§ **Aim**
Copy all of the material exactly. Pictures are not to appear in the copy.

━━━━━ Provided material ━━━━━

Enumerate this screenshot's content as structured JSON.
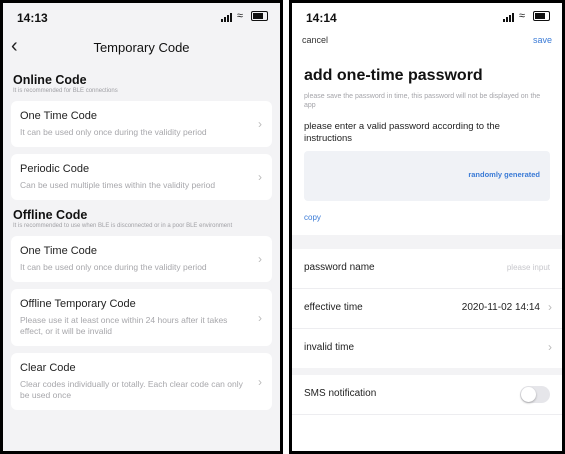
{
  "left": {
    "status_time": "14:13",
    "title": "Temporary Code",
    "online": {
      "heading": "Online Code",
      "hint": "It is recommended for BLE connections",
      "cards": [
        {
          "title": "One Time Code",
          "desc": "It can be used only once during the validity period"
        },
        {
          "title": "Periodic Code",
          "desc": "Can be used multiple times within the validity period"
        }
      ]
    },
    "offline": {
      "heading": "Offline Code",
      "hint": "It is recommended to use when BLE is disconnected or in a poor BLE environment",
      "cards": [
        {
          "title": "One Time Code",
          "desc": "It can be used only once during the validity period"
        },
        {
          "title": "Offline Temporary Code",
          "desc": "Please use it at least once within 24 hours after it takes effect, or it will be invalid"
        },
        {
          "title": "Clear Code",
          "desc": "Clear codes individually or totally. Each clear code can only be used once"
        }
      ]
    }
  },
  "right": {
    "status_time": "14:14",
    "cancel": "cancel",
    "save": "save",
    "title": "add one-time password",
    "note": "please save the password in time, this password will not be displayed on the app",
    "instruction": "please enter a valid password according to the instructions",
    "generate": "randomly generated",
    "copy": "copy",
    "rows": {
      "name_label": "password name",
      "name_placeholder": "please input",
      "effective_label": "effective time",
      "effective_value": "2020-11-02 14:14",
      "invalid_label": "invalid time",
      "sms_label": "SMS notification",
      "sms_on": false
    }
  },
  "colors": {
    "accent": "#3b7bd6",
    "background": "#f3f3f5"
  }
}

━━━━━

§ **Output**
Enumerate this screenshot's content as structured JSON.
{
  "left": {
    "status_time": "14:13",
    "title": "Temporary Code",
    "online": {
      "heading": "Online Code",
      "hint": "It is recommended for BLE connections",
      "cards": [
        {
          "title": "One Time Code",
          "desc": "It can be used only once during the validity period"
        },
        {
          "title": "Periodic Code",
          "desc": "Can be used multiple times within the validity period"
        }
      ]
    },
    "offline": {
      "heading": "Offline Code",
      "hint": "It is recommended to use when BLE is disconnected or in a poor BLE environment",
      "cards": [
        {
          "title": "One Time Code",
          "desc": "It can be used only once during the validity period"
        },
        {
          "title": "Offline Temporary Code",
          "desc": "Please use it at least once within 24 hours after it takes effect, or it will be invalid"
        },
        {
          "title": "Clear Code",
          "desc": "Clear codes individually or totally. Each clear code can only be used once"
        }
      ]
    }
  },
  "right": {
    "status_time": "14:14",
    "cancel": "cancel",
    "save": "save",
    "title": "add one-time password",
    "note": "please save the password in time, this password will not be displayed on the app",
    "instruction": "please enter a valid password according to the instructions",
    "generate": "randomly generated",
    "copy": "copy",
    "rows": {
      "name_label": "password name",
      "name_placeholder": "please input",
      "effective_label": "effective time",
      "effective_value": "2020-11-02 14:14",
      "invalid_label": "invalid time",
      "sms_label": "SMS notification",
      "sms_on": false
    }
  },
  "colors": {
    "accent": "#3b7bd6",
    "background": "#f3f3f5"
  }
}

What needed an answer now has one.